▸ **WHAT YOU ARE ASKED TO DO**
Transcribe all of the material exactly. Any picture in it should be left out.

#### SUPPLIED RECORDS ####

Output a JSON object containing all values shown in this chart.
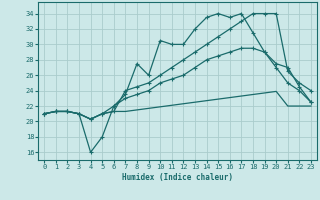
{
  "xlabel": "Humidex (Indice chaleur)",
  "background_color": "#cce8e8",
  "grid_color": "#aacccc",
  "line_color": "#1a6b6b",
  "xlim": [
    -0.5,
    23.5
  ],
  "ylim": [
    15,
    35.5
  ],
  "yticks": [
    16,
    18,
    20,
    22,
    24,
    26,
    28,
    30,
    32,
    34
  ],
  "xticks": [
    0,
    1,
    2,
    3,
    4,
    5,
    6,
    7,
    8,
    9,
    10,
    11,
    12,
    13,
    14,
    15,
    16,
    17,
    18,
    19,
    20,
    21,
    22,
    23
  ],
  "line1_x": [
    0,
    1,
    2,
    3,
    4,
    5,
    6,
    7,
    8,
    9,
    10,
    11,
    12,
    13,
    14,
    15,
    16,
    17,
    18,
    19,
    20,
    21,
    22,
    23
  ],
  "line1_y": [
    21,
    21.3,
    21.3,
    21,
    20.3,
    21,
    21.3,
    21.3,
    21.5,
    21.7,
    21.9,
    22.1,
    22.3,
    22.5,
    22.7,
    22.9,
    23.1,
    23.3,
    23.5,
    23.7,
    23.9,
    22.0,
    22.0,
    22.0
  ],
  "line2_x": [
    0,
    1,
    2,
    3,
    4,
    5,
    6,
    7,
    8,
    9,
    10,
    11,
    12,
    13,
    14,
    15,
    16,
    17,
    18,
    19,
    20,
    21,
    22,
    23
  ],
  "line2_y": [
    21,
    21.3,
    21.3,
    21,
    16,
    18,
    22,
    23.5,
    27.5,
    26,
    30.5,
    30,
    30,
    32,
    33.5,
    34,
    33.5,
    34,
    31.5,
    29,
    27,
    25,
    24,
    22.5
  ],
  "line3_x": [
    0,
    1,
    2,
    3,
    4,
    5,
    6,
    7,
    8,
    9,
    10,
    11,
    12,
    13,
    14,
    15,
    16,
    17,
    18,
    19,
    20,
    21,
    22,
    23
  ],
  "line3_y": [
    21,
    21.3,
    21.3,
    21,
    20.3,
    21,
    21.3,
    24,
    24.5,
    25,
    26,
    27,
    28,
    29,
    30,
    31,
    32,
    33,
    34,
    34,
    34,
    26.5,
    25,
    24
  ],
  "line4_x": [
    0,
    1,
    2,
    3,
    4,
    5,
    6,
    7,
    8,
    9,
    10,
    11,
    12,
    13,
    14,
    15,
    16,
    17,
    18,
    19,
    20,
    21,
    22,
    23
  ],
  "line4_y": [
    21,
    21.3,
    21.3,
    21,
    20.3,
    21,
    22,
    23,
    23.5,
    24,
    25,
    25.5,
    26,
    27,
    28,
    28.5,
    29,
    29.5,
    29.5,
    29,
    27.5,
    27,
    24.5,
    22.5
  ]
}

####

▸ **TASK SOLUTION**
Output a JSON object containing all values shown in this chart.
{
  "xlabel": "Humidex (Indice chaleur)",
  "background_color": "#cce8e8",
  "grid_color": "#aacccc",
  "line_color": "#1a6b6b",
  "xlim": [
    -0.5,
    23.5
  ],
  "ylim": [
    15,
    35.5
  ],
  "yticks": [
    16,
    18,
    20,
    22,
    24,
    26,
    28,
    30,
    32,
    34
  ],
  "xticks": [
    0,
    1,
    2,
    3,
    4,
    5,
    6,
    7,
    8,
    9,
    10,
    11,
    12,
    13,
    14,
    15,
    16,
    17,
    18,
    19,
    20,
    21,
    22,
    23
  ],
  "line1_x": [
    0,
    1,
    2,
    3,
    4,
    5,
    6,
    7,
    8,
    9,
    10,
    11,
    12,
    13,
    14,
    15,
    16,
    17,
    18,
    19,
    20,
    21,
    22,
    23
  ],
  "line1_y": [
    21,
    21.3,
    21.3,
    21,
    20.3,
    21,
    21.3,
    21.3,
    21.5,
    21.7,
    21.9,
    22.1,
    22.3,
    22.5,
    22.7,
    22.9,
    23.1,
    23.3,
    23.5,
    23.7,
    23.9,
    22.0,
    22.0,
    22.0
  ],
  "line2_x": [
    0,
    1,
    2,
    3,
    4,
    5,
    6,
    7,
    8,
    9,
    10,
    11,
    12,
    13,
    14,
    15,
    16,
    17,
    18,
    19,
    20,
    21,
    22,
    23
  ],
  "line2_y": [
    21,
    21.3,
    21.3,
    21,
    16,
    18,
    22,
    23.5,
    27.5,
    26,
    30.5,
    30,
    30,
    32,
    33.5,
    34,
    33.5,
    34,
    31.5,
    29,
    27,
    25,
    24,
    22.5
  ],
  "line3_x": [
    0,
    1,
    2,
    3,
    4,
    5,
    6,
    7,
    8,
    9,
    10,
    11,
    12,
    13,
    14,
    15,
    16,
    17,
    18,
    19,
    20,
    21,
    22,
    23
  ],
  "line3_y": [
    21,
    21.3,
    21.3,
    21,
    20.3,
    21,
    21.3,
    24,
    24.5,
    25,
    26,
    27,
    28,
    29,
    30,
    31,
    32,
    33,
    34,
    34,
    34,
    26.5,
    25,
    24
  ],
  "line4_x": [
    0,
    1,
    2,
    3,
    4,
    5,
    6,
    7,
    8,
    9,
    10,
    11,
    12,
    13,
    14,
    15,
    16,
    17,
    18,
    19,
    20,
    21,
    22,
    23
  ],
  "line4_y": [
    21,
    21.3,
    21.3,
    21,
    20.3,
    21,
    22,
    23,
    23.5,
    24,
    25,
    25.5,
    26,
    27,
    28,
    28.5,
    29,
    29.5,
    29.5,
    29,
    27.5,
    27,
    24.5,
    22.5
  ]
}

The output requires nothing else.